What you should do: Go through the data below and gather each line containing "grid".

Dataset content:
-- -- --
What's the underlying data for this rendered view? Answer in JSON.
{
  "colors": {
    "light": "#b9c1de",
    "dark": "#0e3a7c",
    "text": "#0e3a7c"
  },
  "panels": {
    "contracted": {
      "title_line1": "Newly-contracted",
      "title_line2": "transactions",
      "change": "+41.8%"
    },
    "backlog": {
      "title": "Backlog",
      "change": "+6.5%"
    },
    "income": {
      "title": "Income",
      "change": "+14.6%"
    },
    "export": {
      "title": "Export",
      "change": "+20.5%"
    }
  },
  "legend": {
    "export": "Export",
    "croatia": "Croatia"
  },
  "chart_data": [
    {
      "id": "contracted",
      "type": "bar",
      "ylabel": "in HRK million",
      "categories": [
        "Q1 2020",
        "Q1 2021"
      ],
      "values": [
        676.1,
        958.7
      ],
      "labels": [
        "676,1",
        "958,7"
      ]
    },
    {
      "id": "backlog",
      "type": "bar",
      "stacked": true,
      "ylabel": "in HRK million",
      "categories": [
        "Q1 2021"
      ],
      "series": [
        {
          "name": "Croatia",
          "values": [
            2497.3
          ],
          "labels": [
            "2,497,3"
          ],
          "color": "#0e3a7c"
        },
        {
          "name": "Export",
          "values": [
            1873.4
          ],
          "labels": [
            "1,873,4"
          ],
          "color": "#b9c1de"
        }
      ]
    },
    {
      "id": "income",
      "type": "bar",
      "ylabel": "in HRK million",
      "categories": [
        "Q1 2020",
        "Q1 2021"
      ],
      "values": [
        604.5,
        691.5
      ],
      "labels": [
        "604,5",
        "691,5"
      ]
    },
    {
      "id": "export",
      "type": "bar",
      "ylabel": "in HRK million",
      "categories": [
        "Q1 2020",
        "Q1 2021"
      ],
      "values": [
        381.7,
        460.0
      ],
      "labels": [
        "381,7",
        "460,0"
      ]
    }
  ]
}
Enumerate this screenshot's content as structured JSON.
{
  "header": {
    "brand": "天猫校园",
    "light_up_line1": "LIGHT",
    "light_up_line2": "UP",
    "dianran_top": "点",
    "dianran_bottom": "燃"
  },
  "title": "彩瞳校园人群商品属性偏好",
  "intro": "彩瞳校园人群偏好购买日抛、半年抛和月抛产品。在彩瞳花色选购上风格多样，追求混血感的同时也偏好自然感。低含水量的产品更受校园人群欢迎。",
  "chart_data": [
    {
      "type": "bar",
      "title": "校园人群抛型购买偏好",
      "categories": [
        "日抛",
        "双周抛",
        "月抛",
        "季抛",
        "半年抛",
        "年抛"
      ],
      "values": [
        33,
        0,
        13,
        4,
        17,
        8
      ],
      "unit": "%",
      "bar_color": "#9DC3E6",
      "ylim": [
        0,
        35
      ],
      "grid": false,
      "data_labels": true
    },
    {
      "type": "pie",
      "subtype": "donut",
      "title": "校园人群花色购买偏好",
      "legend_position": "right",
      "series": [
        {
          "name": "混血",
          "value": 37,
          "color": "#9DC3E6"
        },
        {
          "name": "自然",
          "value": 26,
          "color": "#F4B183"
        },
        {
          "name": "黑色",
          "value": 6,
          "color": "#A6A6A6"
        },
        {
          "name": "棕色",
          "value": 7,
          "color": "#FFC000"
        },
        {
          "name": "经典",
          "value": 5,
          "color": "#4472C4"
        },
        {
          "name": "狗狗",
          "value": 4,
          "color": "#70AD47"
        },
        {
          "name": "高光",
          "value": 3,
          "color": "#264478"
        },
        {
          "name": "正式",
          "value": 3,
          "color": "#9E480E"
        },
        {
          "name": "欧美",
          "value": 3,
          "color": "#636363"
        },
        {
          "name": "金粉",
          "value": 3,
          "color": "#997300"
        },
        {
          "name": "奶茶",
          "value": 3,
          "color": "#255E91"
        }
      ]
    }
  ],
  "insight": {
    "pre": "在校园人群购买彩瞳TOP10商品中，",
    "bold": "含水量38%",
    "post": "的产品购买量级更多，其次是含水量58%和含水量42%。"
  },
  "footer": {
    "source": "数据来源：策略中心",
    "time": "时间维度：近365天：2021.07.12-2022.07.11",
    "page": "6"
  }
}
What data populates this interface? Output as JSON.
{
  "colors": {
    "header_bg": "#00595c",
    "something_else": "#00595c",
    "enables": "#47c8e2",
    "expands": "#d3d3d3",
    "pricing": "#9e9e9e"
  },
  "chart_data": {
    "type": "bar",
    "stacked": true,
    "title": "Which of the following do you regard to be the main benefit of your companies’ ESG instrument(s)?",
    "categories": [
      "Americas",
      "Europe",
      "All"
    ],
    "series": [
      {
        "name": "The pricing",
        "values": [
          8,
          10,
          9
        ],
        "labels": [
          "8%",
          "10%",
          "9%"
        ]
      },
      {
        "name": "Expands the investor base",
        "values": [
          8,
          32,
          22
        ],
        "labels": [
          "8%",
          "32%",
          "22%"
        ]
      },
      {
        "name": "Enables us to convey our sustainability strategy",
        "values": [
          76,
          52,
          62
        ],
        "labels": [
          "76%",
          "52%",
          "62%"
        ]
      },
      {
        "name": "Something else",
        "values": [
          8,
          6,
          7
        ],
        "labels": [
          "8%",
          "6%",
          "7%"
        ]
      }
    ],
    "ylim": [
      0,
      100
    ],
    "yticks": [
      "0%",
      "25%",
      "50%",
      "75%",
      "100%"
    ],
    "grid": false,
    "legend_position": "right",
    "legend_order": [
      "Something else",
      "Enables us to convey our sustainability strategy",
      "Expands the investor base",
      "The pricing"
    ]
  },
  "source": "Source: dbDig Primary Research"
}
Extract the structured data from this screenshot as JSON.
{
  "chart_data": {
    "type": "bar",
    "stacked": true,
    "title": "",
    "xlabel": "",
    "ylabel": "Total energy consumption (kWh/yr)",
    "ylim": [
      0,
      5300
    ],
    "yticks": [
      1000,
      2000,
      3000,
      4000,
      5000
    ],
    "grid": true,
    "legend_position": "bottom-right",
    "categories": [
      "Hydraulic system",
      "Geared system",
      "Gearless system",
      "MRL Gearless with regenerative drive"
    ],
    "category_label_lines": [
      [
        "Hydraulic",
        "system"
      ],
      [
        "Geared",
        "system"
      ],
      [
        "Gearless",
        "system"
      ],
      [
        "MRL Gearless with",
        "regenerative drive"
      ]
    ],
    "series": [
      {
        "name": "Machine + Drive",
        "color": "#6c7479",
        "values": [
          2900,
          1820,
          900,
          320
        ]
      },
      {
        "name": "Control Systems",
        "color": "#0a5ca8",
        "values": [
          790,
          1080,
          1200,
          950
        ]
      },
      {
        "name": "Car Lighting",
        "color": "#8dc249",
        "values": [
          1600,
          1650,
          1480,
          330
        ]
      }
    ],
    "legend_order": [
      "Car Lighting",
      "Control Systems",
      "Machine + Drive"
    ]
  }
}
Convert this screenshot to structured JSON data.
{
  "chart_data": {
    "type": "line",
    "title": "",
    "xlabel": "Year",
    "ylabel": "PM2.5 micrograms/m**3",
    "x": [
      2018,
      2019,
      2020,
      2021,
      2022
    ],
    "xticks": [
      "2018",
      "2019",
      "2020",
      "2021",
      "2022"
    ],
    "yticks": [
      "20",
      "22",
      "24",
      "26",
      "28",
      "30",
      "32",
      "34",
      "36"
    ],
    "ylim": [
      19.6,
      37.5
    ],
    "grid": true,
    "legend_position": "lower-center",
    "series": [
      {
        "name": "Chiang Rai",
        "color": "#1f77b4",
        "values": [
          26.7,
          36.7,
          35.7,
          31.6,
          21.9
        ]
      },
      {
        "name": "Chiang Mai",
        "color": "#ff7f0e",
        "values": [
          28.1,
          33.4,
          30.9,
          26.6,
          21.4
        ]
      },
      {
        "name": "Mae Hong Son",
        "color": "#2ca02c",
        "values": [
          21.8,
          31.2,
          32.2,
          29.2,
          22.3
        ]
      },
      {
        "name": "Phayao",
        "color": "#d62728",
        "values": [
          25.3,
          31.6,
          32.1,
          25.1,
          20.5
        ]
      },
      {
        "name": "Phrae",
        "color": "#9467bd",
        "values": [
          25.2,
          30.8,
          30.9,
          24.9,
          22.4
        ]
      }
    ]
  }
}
-- -- --
Answer to this problem:
      "grid": false,
    "grid": false,
    "grid": true,
    "grid": true,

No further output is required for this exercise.